Task prompt —
State the count of lines below in which the word "monitoreo" appears, and add nothing.

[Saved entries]

|---|

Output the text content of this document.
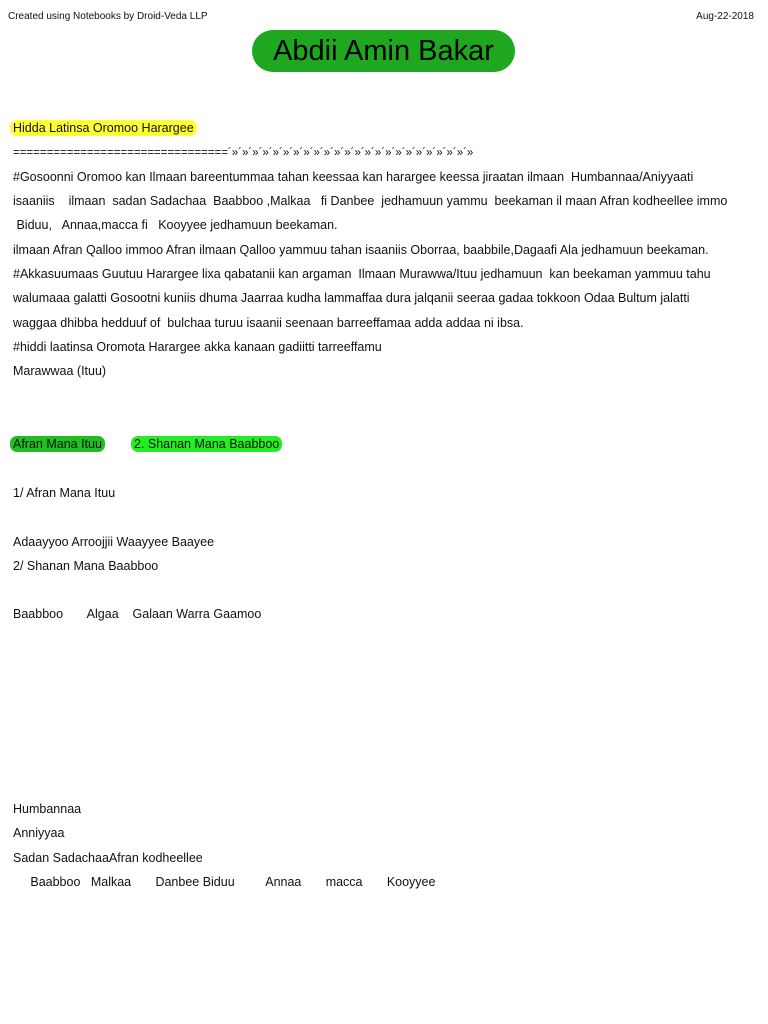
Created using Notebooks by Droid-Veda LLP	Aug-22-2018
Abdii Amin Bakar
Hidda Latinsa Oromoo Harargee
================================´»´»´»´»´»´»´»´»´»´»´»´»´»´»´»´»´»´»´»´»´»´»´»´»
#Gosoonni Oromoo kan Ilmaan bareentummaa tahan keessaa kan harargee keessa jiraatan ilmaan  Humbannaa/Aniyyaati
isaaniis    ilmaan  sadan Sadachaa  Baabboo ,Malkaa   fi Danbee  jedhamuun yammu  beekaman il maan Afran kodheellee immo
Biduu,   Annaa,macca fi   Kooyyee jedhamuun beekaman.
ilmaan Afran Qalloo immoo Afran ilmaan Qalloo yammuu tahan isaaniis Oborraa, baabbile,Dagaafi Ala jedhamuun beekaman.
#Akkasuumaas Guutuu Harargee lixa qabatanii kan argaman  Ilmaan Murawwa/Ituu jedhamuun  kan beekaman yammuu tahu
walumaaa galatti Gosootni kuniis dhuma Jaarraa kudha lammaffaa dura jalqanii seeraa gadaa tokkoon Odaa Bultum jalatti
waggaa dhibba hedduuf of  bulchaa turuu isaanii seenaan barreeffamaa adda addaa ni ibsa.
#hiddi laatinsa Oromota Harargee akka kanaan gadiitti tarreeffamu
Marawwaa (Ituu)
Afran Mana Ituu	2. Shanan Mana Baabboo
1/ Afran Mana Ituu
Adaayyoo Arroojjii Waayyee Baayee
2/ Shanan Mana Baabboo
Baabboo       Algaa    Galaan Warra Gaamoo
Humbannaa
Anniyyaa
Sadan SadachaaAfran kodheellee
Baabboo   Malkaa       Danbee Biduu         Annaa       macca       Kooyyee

|---|

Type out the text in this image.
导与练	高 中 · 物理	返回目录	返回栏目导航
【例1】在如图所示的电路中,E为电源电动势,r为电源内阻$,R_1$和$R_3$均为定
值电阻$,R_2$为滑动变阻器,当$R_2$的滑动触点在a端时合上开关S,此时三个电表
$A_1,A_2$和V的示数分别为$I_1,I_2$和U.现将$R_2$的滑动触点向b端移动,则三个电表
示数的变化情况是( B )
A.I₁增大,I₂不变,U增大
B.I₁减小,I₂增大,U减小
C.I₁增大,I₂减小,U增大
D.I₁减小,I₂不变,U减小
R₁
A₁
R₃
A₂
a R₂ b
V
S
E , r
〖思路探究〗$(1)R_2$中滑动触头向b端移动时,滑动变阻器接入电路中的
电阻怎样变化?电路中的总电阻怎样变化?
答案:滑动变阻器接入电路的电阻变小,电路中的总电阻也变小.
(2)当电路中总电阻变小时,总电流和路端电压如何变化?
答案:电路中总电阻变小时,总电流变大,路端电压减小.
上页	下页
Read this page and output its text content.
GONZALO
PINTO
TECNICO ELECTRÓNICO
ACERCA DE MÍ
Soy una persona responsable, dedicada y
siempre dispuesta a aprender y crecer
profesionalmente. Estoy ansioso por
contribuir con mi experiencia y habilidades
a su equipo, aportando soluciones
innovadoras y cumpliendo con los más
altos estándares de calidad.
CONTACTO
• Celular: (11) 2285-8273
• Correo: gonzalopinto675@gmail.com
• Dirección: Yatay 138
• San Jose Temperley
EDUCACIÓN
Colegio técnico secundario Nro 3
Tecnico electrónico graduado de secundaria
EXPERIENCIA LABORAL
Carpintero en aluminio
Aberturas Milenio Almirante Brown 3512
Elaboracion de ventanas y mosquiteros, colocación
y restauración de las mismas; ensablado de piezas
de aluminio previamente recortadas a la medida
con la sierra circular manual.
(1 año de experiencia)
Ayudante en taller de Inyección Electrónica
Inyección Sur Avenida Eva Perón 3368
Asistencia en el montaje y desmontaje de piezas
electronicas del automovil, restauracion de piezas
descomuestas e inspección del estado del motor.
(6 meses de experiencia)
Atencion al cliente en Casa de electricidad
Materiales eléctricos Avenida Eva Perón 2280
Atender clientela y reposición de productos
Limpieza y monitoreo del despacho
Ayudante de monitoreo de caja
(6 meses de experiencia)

|---|

Task output —
2